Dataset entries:
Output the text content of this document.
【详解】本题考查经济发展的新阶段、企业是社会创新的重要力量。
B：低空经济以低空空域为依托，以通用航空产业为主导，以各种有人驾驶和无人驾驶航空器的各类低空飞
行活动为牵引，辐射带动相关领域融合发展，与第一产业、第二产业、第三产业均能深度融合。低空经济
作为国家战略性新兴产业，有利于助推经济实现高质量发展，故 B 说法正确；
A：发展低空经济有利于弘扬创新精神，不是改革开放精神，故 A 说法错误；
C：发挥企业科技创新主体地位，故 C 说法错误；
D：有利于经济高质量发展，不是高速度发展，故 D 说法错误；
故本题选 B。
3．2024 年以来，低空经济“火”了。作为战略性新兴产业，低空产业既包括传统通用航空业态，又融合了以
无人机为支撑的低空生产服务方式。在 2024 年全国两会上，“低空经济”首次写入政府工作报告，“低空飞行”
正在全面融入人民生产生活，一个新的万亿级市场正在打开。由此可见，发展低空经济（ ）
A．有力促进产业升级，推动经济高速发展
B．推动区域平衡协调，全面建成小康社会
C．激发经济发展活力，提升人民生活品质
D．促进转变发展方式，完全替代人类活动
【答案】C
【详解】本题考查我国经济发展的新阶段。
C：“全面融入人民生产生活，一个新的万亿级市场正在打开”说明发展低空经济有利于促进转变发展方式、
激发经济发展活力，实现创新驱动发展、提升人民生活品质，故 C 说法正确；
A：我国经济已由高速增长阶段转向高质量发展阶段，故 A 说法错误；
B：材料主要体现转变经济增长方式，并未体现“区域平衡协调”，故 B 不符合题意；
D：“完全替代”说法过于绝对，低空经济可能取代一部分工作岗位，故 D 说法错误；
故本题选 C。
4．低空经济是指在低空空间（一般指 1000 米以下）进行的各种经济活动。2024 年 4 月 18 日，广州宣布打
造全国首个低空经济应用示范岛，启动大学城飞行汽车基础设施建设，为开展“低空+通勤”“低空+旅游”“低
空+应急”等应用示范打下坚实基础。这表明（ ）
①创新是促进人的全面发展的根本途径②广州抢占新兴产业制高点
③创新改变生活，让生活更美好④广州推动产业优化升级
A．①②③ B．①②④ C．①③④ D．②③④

Task: Look through the material above and work out how many of its lines contain "说法错误". State the number only.

Task output: 5